Requirement> Can you transcribe every line exactly and leave the pictures behind?

Record set>
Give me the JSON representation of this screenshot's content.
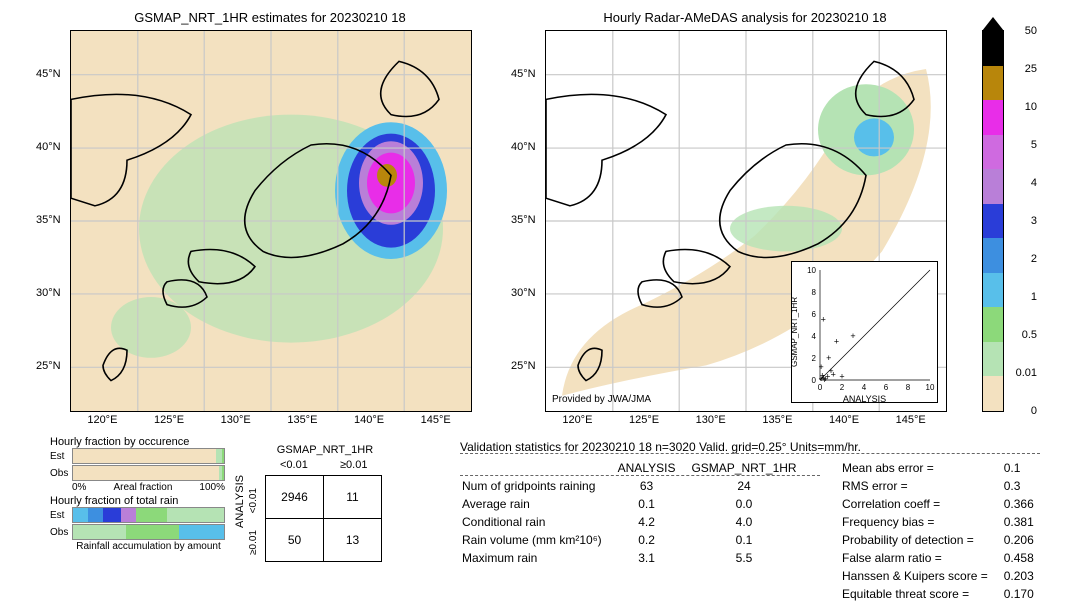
{
  "titles": {
    "left": "GSMAP_NRT_1HR estimates for 20230210 18",
    "right": "Hourly Radar-AMeDAS analysis for 20230210 18"
  },
  "map": {
    "xlim": [
      120,
      150
    ],
    "ylim": [
      22,
      48
    ],
    "xticks": [
      "120°E",
      "125°E",
      "130°E",
      "135°E",
      "140°E",
      "145°E"
    ],
    "yticks": [
      "25°N",
      "30°N",
      "35°N",
      "40°N",
      "45°N"
    ],
    "credit": "Provided by JWA/JMA",
    "bg_color": "#f3e1c0",
    "land_color": "#ffffff",
    "grid_color": "#c8c8c8",
    "precip_colors": {
      "light": "#b5e3b4",
      "mod": "#58bfea",
      "heavy_blue": "#2a3dd8",
      "purple": "#b97fd8",
      "magenta": "#e82de8",
      "core": "#b8860b"
    }
  },
  "colorbar": {
    "ticks": [
      "50",
      "25",
      "10",
      "5",
      "4",
      "3",
      "2",
      "1",
      "0.5",
      "0.01",
      "0"
    ],
    "colors": [
      "#000000",
      "#b8860b",
      "#e82de8",
      "#cf6ae0",
      "#b97fd8",
      "#2a3dd8",
      "#3d8fe0",
      "#58bfea",
      "#8cd97a",
      "#b5e3b4",
      "#f3e1c0"
    ]
  },
  "bars": {
    "section1_title": "Hourly fraction by occurence",
    "section2_title": "Hourly fraction of total rain",
    "footer": "Rainfall accumulation by amount",
    "row_labels": [
      "Est",
      "Obs"
    ],
    "xaxis": [
      "0%",
      "Areal fraction",
      "100%"
    ],
    "occurrence_est": [
      {
        "c": "#f3e1c0",
        "w": 0.95
      },
      {
        "c": "#b5e3b4",
        "w": 0.04
      },
      {
        "c": "#8cd97a",
        "w": 0.01
      }
    ],
    "occurrence_obs": [
      {
        "c": "#f3e1c0",
        "w": 0.97
      },
      {
        "c": "#b5e3b4",
        "w": 0.02
      },
      {
        "c": "#8cd97a",
        "w": 0.01
      }
    ],
    "total_est": [
      {
        "c": "#58bfea",
        "w": 0.1
      },
      {
        "c": "#3d8fe0",
        "w": 0.1
      },
      {
        "c": "#2a3dd8",
        "w": 0.12
      },
      {
        "c": "#b97fd8",
        "w": 0.1
      },
      {
        "c": "#8cd97a",
        "w": 0.2
      },
      {
        "c": "#b5e3b4",
        "w": 0.38
      }
    ],
    "total_obs": [
      {
        "c": "#b5e3b4",
        "w": 0.35
      },
      {
        "c": "#8cd97a",
        "w": 0.35
      },
      {
        "c": "#58bfea",
        "w": 0.3
      }
    ]
  },
  "contingency": {
    "col_header": "GSMAP_NRT_1HR",
    "row_header": "ANALYSIS",
    "col_labels": [
      "<0.01",
      "≥0.01"
    ],
    "row_labels": [
      "<0.01",
      "≥0.01"
    ],
    "cells": [
      [
        2946,
        11
      ],
      [
        50,
        13
      ]
    ]
  },
  "validation_header": "Validation statistics for 20230210 18  n=3020 Valid. grid=0.25°  Units=mm/hr.",
  "comparison": {
    "cols": [
      "ANALYSIS",
      "GSMAP_NRT_1HR"
    ],
    "rows": [
      {
        "k": "Num of gridpoints raining",
        "a": "63",
        "b": "24"
      },
      {
        "k": "Average rain",
        "a": "0.1",
        "b": "0.0"
      },
      {
        "k": "Conditional rain",
        "a": "4.2",
        "b": "4.0"
      },
      {
        "k": "Rain volume (mm km²10⁶)",
        "a": "0.2",
        "b": "0.1"
      },
      {
        "k": "Maximum rain",
        "a": "3.1",
        "b": "5.5"
      }
    ]
  },
  "metrics": [
    {
      "k": "Mean abs error =",
      "v": "0.1"
    },
    {
      "k": "RMS error =",
      "v": "0.3"
    },
    {
      "k": "Correlation coeff =",
      "v": "0.366"
    },
    {
      "k": "Frequency bias =",
      "v": "0.381"
    },
    {
      "k": "Probability of detection =",
      "v": "0.206"
    },
    {
      "k": "False alarm ratio =",
      "v": "0.458"
    },
    {
      "k": "Hanssen & Kuipers score =",
      "v": "0.203"
    },
    {
      "k": "Equitable threat score =",
      "v": "0.170"
    }
  ],
  "scatter": {
    "xlabel": "ANALYSIS",
    "ylabel": "GSMAP_NRT_1HR",
    "xlim": [
      0,
      10
    ],
    "ylim": [
      0,
      10
    ],
    "ticks": [
      "0",
      "2",
      "4",
      "6",
      "8",
      "10"
    ],
    "points": [
      [
        0.1,
        0.1
      ],
      [
        0.3,
        0.2
      ],
      [
        0.5,
        0.1
      ],
      [
        0.2,
        0.4
      ],
      [
        0.7,
        0.3
      ],
      [
        1.0,
        0.8
      ],
      [
        0.4,
        0.0
      ],
      [
        1.2,
        0.5
      ],
      [
        2.0,
        0.3
      ],
      [
        0.8,
        2.0
      ],
      [
        3.0,
        4.0
      ],
      [
        1.5,
        3.5
      ],
      [
        0.3,
        5.5
      ],
      [
        0.1,
        1.2
      ]
    ]
  }
}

Finished task>
Give me the JSON representation of this screenshot's content.
{
  "titles": {
    "left": "GSMAP_NRT_1HR estimates for 20230210 18",
    "right": "Hourly Radar-AMeDAS analysis for 20230210 18"
  },
  "map": {
    "xlim": [
      120,
      150
    ],
    "ylim": [
      22,
      48
    ],
    "xticks": [
      "120°E",
      "125°E",
      "130°E",
      "135°E",
      "140°E",
      "145°E"
    ],
    "yticks": [
      "25°N",
      "30°N",
      "35°N",
      "40°N",
      "45°N"
    ],
    "credit": "Provided by JWA/JMA",
    "bg_color": "#f3e1c0",
    "land_color": "#ffffff",
    "grid_color": "#c8c8c8",
    "precip_colors": {
      "light": "#b5e3b4",
      "mod": "#58bfea",
      "heavy_blue": "#2a3dd8",
      "purple": "#b97fd8",
      "magenta": "#e82de8",
      "core": "#b8860b"
    }
  },
  "colorbar": {
    "ticks": [
      "50",
      "25",
      "10",
      "5",
      "4",
      "3",
      "2",
      "1",
      "0.5",
      "0.01",
      "0"
    ],
    "colors": [
      "#000000",
      "#b8860b",
      "#e82de8",
      "#cf6ae0",
      "#b97fd8",
      "#2a3dd8",
      "#3d8fe0",
      "#58bfea",
      "#8cd97a",
      "#b5e3b4",
      "#f3e1c0"
    ]
  },
  "bars": {
    "section1_title": "Hourly fraction by occurence",
    "section2_title": "Hourly fraction of total rain",
    "footer": "Rainfall accumulation by amount",
    "row_labels": [
      "Est",
      "Obs"
    ],
    "xaxis": [
      "0%",
      "Areal fraction",
      "100%"
    ],
    "occurrence_est": [
      {
        "c": "#f3e1c0",
        "w": 0.95
      },
      {
        "c": "#b5e3b4",
        "w": 0.04
      },
      {
        "c": "#8cd97a",
        "w": 0.01
      }
    ],
    "occurrence_obs": [
      {
        "c": "#f3e1c0",
        "w": 0.97
      },
      {
        "c": "#b5e3b4",
        "w": 0.02
      },
      {
        "c": "#8cd97a",
        "w": 0.01
      }
    ],
    "total_est": [
      {
        "c": "#58bfea",
        "w": 0.1
      },
      {
        "c": "#3d8fe0",
        "w": 0.1
      },
      {
        "c": "#2a3dd8",
        "w": 0.12
      },
      {
        "c": "#b97fd8",
        "w": 0.1
      },
      {
        "c": "#8cd97a",
        "w": 0.2
      },
      {
        "c": "#b5e3b4",
        "w": 0.38
      }
    ],
    "total_obs": [
      {
        "c": "#b5e3b4",
        "w": 0.35
      },
      {
        "c": "#8cd97a",
        "w": 0.35
      },
      {
        "c": "#58bfea",
        "w": 0.3
      }
    ]
  },
  "contingency": {
    "col_header": "GSMAP_NRT_1HR",
    "row_header": "ANALYSIS",
    "col_labels": [
      "<0.01",
      "≥0.01"
    ],
    "row_labels": [
      "<0.01",
      "≥0.01"
    ],
    "cells": [
      [
        2946,
        11
      ],
      [
        50,
        13
      ]
    ]
  },
  "validation_header": "Validation statistics for 20230210 18  n=3020 Valid. grid=0.25°  Units=mm/hr.",
  "comparison": {
    "cols": [
      "ANALYSIS",
      "GSMAP_NRT_1HR"
    ],
    "rows": [
      {
        "k": "Num of gridpoints raining",
        "a": "63",
        "b": "24"
      },
      {
        "k": "Average rain",
        "a": "0.1",
        "b": "0.0"
      },
      {
        "k": "Conditional rain",
        "a": "4.2",
        "b": "4.0"
      },
      {
        "k": "Rain volume (mm km²10⁶)",
        "a": "0.2",
        "b": "0.1"
      },
      {
        "k": "Maximum rain",
        "a": "3.1",
        "b": "5.5"
      }
    ]
  },
  "metrics": [
    {
      "k": "Mean abs error =",
      "v": "0.1"
    },
    {
      "k": "RMS error =",
      "v": "0.3"
    },
    {
      "k": "Correlation coeff =",
      "v": "0.366"
    },
    {
      "k": "Frequency bias =",
      "v": "0.381"
    },
    {
      "k": "Probability of detection =",
      "v": "0.206"
    },
    {
      "k": "False alarm ratio =",
      "v": "0.458"
    },
    {
      "k": "Hanssen & Kuipers score =",
      "v": "0.203"
    },
    {
      "k": "Equitable threat score =",
      "v": "0.170"
    }
  ],
  "scatter": {
    "xlabel": "ANALYSIS",
    "ylabel": "GSMAP_NRT_1HR",
    "xlim": [
      0,
      10
    ],
    "ylim": [
      0,
      10
    ],
    "ticks": [
      "0",
      "2",
      "4",
      "6",
      "8",
      "10"
    ],
    "points": [
      [
        0.1,
        0.1
      ],
      [
        0.3,
        0.2
      ],
      [
        0.5,
        0.1
      ],
      [
        0.2,
        0.4
      ],
      [
        0.7,
        0.3
      ],
      [
        1.0,
        0.8
      ],
      [
        0.4,
        0.0
      ],
      [
        1.2,
        0.5
      ],
      [
        2.0,
        0.3
      ],
      [
        0.8,
        2.0
      ],
      [
        3.0,
        4.0
      ],
      [
        1.5,
        3.5
      ],
      [
        0.3,
        5.5
      ],
      [
        0.1,
        1.2
      ]
    ]
  }
}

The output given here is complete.